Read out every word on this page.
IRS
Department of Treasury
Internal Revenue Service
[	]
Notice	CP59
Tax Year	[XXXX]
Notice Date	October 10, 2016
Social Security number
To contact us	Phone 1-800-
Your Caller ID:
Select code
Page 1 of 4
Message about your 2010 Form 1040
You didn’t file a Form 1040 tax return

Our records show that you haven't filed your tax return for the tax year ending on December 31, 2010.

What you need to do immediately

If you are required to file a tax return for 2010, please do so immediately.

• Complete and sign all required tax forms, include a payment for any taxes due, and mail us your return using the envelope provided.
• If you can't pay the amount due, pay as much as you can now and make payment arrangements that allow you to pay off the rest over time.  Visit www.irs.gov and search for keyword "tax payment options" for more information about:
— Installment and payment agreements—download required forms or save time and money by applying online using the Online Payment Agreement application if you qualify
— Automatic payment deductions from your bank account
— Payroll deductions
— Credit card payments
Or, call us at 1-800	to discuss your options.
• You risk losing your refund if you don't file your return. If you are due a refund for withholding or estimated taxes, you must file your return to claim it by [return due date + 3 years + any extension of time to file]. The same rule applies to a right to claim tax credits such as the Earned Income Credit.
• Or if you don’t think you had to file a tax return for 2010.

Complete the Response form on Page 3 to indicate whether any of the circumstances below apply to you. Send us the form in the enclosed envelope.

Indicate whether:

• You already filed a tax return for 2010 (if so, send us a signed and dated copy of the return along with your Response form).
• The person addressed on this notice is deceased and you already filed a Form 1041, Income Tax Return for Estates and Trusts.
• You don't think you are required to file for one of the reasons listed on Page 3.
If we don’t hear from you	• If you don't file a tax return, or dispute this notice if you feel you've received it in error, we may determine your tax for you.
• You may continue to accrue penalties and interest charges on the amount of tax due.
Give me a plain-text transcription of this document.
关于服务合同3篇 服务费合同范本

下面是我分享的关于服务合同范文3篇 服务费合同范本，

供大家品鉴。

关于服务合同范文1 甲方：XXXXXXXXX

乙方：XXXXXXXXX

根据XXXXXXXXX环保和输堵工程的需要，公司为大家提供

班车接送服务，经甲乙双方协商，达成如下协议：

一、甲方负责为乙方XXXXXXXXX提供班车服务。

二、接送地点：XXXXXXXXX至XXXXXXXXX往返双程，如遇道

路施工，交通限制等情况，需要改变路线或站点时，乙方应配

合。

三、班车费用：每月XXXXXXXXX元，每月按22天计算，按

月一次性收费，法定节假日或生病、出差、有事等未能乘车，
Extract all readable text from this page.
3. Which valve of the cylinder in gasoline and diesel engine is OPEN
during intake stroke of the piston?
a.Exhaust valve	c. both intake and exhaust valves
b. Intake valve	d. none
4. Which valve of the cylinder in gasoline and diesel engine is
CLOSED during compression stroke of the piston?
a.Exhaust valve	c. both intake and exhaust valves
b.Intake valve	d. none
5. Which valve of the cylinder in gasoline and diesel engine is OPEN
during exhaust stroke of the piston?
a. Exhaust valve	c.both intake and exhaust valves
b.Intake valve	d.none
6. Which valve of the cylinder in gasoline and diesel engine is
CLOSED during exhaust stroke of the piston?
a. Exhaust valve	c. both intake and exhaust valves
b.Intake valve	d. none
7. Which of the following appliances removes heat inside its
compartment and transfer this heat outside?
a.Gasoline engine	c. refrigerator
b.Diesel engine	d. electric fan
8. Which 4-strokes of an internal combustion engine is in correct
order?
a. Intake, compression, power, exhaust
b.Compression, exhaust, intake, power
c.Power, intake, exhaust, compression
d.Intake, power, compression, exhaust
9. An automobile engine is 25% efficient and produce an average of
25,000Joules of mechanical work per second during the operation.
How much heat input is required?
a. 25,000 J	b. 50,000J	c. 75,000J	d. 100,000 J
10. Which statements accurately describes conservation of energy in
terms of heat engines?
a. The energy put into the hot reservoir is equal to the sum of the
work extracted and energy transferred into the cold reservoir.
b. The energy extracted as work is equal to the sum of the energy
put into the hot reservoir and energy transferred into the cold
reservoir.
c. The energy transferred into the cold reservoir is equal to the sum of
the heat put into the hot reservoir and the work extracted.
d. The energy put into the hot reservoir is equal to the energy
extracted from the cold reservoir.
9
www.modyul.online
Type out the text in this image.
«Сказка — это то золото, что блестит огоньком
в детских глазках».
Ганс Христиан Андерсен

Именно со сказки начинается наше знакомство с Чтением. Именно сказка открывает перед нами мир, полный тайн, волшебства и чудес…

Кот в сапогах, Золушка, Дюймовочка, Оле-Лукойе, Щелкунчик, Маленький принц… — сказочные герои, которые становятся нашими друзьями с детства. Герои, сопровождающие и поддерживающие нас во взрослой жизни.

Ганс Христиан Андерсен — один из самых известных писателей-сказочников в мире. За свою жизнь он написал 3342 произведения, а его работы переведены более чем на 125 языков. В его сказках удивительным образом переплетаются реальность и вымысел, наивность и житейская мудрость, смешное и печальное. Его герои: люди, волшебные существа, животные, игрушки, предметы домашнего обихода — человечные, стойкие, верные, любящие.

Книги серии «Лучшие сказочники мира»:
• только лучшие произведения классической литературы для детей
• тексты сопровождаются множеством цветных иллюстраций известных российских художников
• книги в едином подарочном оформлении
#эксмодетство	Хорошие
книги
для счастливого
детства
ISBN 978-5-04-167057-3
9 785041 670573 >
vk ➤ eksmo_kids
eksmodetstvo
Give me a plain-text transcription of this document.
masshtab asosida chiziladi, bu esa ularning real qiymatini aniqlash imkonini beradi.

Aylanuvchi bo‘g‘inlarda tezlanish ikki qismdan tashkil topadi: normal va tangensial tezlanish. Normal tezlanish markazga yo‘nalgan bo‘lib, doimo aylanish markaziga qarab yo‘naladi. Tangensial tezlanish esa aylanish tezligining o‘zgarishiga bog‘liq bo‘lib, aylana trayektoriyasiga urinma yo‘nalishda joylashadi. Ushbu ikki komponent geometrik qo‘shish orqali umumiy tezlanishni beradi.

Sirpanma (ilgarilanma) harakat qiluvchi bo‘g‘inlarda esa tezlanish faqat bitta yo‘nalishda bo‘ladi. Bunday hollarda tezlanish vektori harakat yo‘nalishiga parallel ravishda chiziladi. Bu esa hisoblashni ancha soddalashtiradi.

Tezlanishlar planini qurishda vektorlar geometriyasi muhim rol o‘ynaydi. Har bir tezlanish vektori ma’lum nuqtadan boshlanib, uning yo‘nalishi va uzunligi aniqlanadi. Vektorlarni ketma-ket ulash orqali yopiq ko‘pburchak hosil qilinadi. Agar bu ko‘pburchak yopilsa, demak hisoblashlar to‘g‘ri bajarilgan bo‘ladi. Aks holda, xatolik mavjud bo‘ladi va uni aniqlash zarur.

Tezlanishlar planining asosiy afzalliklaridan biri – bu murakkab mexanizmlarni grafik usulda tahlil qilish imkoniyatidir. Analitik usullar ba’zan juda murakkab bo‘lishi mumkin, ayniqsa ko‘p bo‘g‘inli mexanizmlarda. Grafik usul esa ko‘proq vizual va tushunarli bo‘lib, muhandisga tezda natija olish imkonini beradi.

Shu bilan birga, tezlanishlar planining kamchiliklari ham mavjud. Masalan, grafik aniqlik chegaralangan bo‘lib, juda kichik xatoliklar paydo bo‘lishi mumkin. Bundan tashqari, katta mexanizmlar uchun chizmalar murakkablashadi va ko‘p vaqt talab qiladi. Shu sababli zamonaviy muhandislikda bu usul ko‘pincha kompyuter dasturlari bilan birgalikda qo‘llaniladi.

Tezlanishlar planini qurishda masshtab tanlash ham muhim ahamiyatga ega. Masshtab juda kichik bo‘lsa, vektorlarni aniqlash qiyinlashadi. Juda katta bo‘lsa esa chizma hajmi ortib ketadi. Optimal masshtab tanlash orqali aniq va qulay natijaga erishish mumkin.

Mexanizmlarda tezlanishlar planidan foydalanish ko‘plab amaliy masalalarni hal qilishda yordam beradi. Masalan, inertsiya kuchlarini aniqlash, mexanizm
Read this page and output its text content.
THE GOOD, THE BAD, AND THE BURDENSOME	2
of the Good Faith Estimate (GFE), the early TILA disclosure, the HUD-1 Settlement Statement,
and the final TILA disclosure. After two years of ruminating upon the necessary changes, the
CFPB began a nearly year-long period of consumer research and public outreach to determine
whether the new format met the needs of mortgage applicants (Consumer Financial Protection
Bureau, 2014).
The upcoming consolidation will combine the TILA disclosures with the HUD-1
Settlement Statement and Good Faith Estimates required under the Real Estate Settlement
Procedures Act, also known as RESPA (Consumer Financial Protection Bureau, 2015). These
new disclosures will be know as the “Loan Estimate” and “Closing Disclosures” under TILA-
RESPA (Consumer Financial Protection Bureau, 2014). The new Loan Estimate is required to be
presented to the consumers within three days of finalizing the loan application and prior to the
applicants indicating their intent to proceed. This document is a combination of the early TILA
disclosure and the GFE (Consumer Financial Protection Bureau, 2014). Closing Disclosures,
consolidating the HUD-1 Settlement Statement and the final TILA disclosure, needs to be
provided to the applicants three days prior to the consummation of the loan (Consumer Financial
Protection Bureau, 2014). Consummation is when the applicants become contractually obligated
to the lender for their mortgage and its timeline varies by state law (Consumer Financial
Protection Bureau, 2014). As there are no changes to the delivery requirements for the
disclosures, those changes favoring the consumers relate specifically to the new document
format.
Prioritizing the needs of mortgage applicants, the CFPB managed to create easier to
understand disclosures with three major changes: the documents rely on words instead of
──────────
WORK INSTRUCTIONS:
Identify the lines above with the word "Bureau". Copy them.

RESULT BELOW:
Bureau, 2014).
Procedures Act, also known as RESPA (Consumer Financial Protection Bureau, 2015). These
RESPA (Consumer Financial Protection Bureau, 2014). The new Loan Estimate is required to be
disclosure and the GFE (Consumer Financial Protection Bureau, 2014). Closing Disclosures,
Protection Bureau, 2014). Consummation is when the applicants become contractually obligated
Protection Bureau, 2014). As there are no changes to the delivery requirements for the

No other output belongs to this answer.